● **The request**:
Search the data for the word "true" and copy every line that contains it.

● **Collected data**:
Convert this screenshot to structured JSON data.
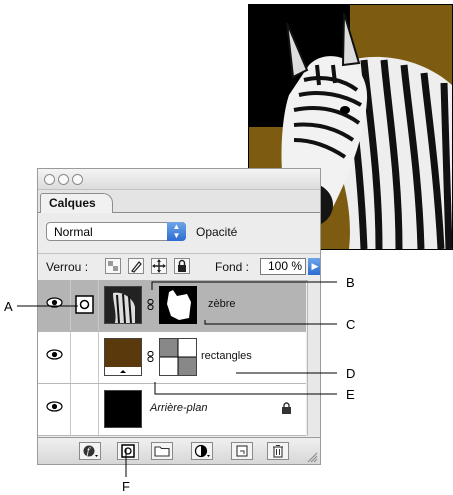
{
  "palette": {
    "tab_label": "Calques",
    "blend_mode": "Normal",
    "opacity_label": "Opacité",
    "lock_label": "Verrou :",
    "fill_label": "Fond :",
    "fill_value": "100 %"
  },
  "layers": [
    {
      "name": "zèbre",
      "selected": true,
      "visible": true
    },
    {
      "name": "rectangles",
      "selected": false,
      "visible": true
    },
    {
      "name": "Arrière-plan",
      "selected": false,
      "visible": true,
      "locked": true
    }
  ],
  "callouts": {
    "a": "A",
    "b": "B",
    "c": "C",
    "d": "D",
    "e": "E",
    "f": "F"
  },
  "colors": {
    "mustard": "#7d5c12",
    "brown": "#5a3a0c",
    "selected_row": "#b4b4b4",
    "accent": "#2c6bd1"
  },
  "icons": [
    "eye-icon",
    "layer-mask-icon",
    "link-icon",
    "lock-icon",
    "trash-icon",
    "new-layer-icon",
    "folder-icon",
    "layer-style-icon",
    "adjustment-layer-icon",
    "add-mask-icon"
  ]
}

* * *

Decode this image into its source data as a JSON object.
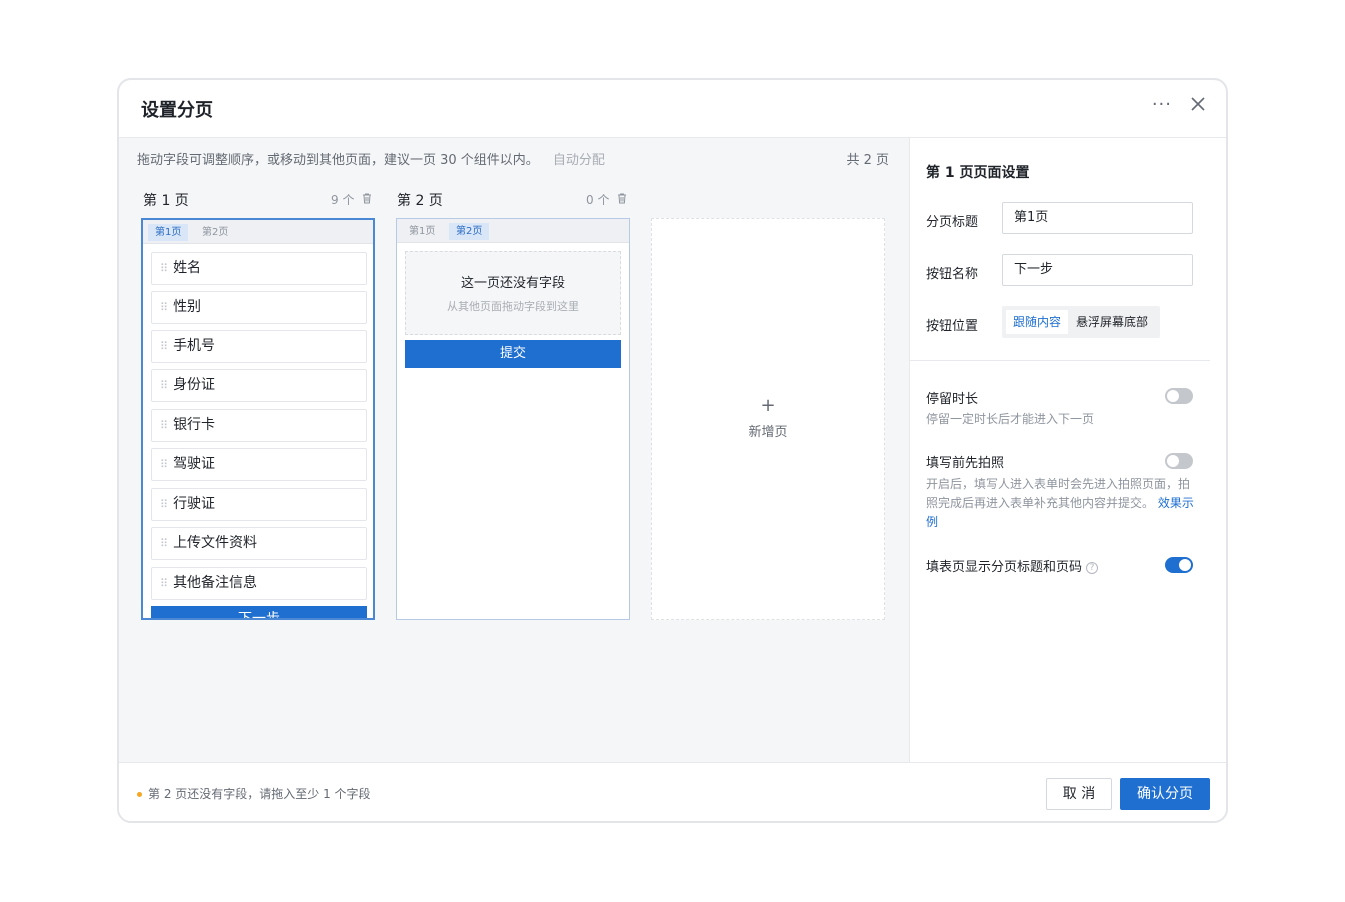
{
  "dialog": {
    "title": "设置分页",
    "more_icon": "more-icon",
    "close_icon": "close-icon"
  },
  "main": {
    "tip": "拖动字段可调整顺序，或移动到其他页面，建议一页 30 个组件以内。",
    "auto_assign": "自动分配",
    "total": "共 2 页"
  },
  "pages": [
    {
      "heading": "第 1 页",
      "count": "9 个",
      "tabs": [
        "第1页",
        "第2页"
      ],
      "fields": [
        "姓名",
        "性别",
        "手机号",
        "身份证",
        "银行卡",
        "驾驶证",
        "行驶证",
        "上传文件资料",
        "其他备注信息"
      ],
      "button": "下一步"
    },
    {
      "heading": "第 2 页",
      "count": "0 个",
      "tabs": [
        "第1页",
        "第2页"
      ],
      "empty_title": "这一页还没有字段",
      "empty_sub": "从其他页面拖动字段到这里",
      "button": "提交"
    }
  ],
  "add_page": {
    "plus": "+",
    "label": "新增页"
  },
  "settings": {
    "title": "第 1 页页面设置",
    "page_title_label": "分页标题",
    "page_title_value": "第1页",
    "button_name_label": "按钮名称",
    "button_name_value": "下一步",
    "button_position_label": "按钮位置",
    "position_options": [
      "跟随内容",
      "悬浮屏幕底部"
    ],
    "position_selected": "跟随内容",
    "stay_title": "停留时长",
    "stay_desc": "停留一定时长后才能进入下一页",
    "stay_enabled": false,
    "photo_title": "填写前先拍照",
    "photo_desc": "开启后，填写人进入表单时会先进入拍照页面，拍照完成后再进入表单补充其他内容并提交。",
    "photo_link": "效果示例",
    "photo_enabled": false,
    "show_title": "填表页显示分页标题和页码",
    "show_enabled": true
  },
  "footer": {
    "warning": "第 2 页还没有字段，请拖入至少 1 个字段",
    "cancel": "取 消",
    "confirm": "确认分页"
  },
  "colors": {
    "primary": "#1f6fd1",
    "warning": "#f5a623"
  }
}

● **Exercise response**:
      "selected": true,
      "visible": true
      "visible": true
      "visible": true,
      "locked": true
    "show_enabled": true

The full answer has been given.